DESCRIPTION OF THE TASK
Please duplicate the stretch of the appeals court opinion from "People v Joly, unpublished" through "of this appeal.", word for word.

PASSAGE PROVIDED
----
Opinion
No. 348672
01-21-2020
If this opinion indicates that it is "FOR PUBLICATION," it is subject to revision until final publication in the Michigan Appeals Reports. UNPUBLISHED Jackson Circuit Court
LC No. 18-002466-FC Before: BOONSTRA, P.J., and TUKEL and LETICA, JJ. PER CURIAM.
In this interlocutory appeal by leave granted, defendant, Nicole Christine Joly, challenges the trial court's denial of his motion to suppress evidence. Defendant is charged with one count of first-degree arson, MCL 750.72, and two counts of torturing or killing animals, MCL 750.50b. We reverse and remand for further proceedings consistent with this opinion.
People v Joly, unpublished order of the Court of Appeals, entered August 26, 2019 (Docket No. 348672).
Defendant identifies as a man and we will use masculine pronouns when referring to him.
The trial court stayed the proceedings pending the outcome of this appeal.
----
STORED DATA
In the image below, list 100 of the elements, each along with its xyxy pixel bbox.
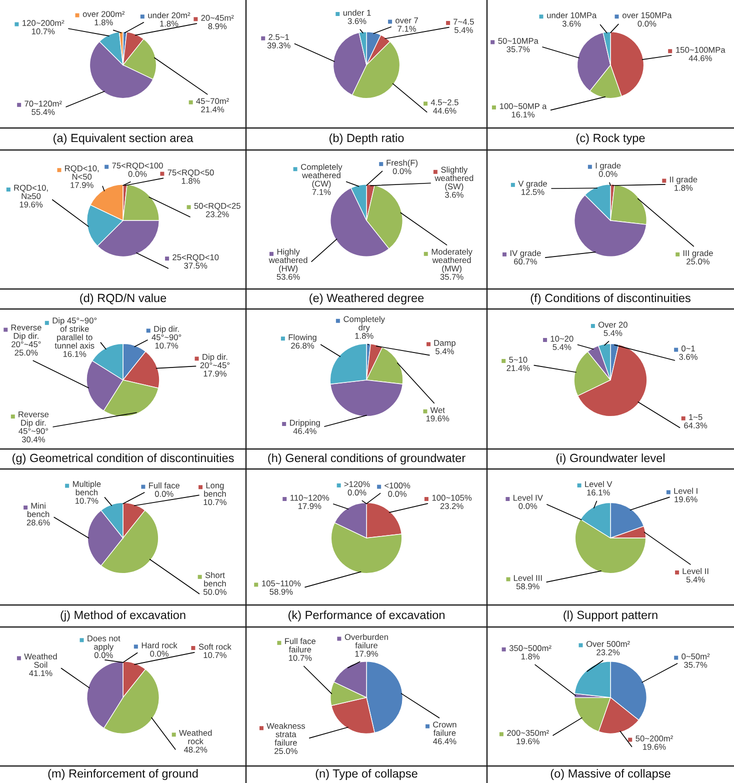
----
EXERCISE SOLUTION
People v Joly, unpublished order of the Court of Appeals, entered August 26, 2019 (Docket No. 348672).
Defendant identifies as a man and we will use masculine pronouns when referring to him.
The trial court stayed the proceedings pending the outcome of this appeal.